--- START Data supplied ---

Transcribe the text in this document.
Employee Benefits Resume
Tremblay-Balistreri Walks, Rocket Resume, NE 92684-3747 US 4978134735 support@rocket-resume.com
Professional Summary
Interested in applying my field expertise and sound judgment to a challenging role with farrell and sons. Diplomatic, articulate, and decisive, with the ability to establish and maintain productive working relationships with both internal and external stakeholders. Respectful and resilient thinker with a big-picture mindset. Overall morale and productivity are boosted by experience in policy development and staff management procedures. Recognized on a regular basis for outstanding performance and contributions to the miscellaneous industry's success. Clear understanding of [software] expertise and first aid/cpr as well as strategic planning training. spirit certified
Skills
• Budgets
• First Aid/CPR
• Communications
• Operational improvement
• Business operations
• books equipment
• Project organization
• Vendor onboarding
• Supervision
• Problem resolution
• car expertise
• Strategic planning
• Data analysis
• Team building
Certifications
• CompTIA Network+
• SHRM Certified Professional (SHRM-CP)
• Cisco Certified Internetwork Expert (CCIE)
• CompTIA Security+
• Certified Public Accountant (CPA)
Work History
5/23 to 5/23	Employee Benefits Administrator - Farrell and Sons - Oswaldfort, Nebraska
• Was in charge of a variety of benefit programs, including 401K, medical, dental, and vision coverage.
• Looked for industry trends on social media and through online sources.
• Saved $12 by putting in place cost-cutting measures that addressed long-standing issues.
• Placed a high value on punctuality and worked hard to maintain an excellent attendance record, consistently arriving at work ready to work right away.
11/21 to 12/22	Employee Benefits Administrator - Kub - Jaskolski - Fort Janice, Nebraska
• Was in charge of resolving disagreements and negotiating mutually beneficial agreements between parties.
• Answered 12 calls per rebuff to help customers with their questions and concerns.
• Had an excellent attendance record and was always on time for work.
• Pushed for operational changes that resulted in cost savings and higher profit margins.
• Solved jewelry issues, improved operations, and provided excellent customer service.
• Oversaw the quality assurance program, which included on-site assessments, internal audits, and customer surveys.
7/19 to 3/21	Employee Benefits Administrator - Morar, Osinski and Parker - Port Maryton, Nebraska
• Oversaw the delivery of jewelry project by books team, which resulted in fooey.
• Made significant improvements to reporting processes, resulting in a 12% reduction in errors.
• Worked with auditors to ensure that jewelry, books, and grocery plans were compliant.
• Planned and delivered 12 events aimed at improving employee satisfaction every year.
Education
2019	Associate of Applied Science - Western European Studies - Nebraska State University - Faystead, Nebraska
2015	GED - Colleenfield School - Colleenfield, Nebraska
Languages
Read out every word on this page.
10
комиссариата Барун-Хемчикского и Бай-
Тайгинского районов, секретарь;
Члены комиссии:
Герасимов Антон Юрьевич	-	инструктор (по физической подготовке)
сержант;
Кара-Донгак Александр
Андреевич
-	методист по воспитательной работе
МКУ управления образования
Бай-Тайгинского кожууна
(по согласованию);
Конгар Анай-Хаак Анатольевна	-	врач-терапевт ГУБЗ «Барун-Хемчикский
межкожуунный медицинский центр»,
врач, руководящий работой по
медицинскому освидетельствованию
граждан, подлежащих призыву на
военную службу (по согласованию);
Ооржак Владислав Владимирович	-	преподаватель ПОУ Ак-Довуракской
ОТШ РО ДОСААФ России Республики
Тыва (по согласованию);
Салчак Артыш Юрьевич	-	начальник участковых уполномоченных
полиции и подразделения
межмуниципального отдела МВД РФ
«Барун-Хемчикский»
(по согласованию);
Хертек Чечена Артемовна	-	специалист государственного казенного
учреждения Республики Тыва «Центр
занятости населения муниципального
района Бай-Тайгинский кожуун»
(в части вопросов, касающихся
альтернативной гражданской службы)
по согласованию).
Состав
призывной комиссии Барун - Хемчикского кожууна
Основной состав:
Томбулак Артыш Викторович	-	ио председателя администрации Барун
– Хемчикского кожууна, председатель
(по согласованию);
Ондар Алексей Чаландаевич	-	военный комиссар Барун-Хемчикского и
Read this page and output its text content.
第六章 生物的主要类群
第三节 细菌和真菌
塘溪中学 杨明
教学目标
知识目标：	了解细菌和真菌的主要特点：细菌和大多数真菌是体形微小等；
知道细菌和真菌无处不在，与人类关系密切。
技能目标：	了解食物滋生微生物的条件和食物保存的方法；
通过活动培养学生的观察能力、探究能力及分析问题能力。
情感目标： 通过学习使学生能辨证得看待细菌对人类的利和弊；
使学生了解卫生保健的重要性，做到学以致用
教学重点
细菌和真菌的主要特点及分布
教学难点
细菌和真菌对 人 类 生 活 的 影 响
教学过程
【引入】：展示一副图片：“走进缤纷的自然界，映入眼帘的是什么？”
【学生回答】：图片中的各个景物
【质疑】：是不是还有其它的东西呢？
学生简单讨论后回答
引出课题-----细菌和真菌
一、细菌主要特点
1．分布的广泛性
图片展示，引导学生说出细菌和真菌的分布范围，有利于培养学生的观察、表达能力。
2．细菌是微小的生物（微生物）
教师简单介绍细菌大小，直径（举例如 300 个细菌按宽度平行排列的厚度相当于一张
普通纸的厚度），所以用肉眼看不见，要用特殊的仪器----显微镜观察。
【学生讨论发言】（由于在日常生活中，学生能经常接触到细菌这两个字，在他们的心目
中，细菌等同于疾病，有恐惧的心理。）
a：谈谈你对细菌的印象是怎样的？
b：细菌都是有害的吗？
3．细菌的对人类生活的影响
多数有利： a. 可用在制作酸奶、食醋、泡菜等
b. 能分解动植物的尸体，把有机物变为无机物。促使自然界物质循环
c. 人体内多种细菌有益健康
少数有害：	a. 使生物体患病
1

--- END Data supplied ---

> _Given exercise_: Each line in the data that holds the string "врач" should be found and copied.

> _Exercise output_:
Конгар Анай-Хаак Анатольевна	-	врач-терапевт ГУБЗ «Барун-Хемчикский
врач, руководящий работой по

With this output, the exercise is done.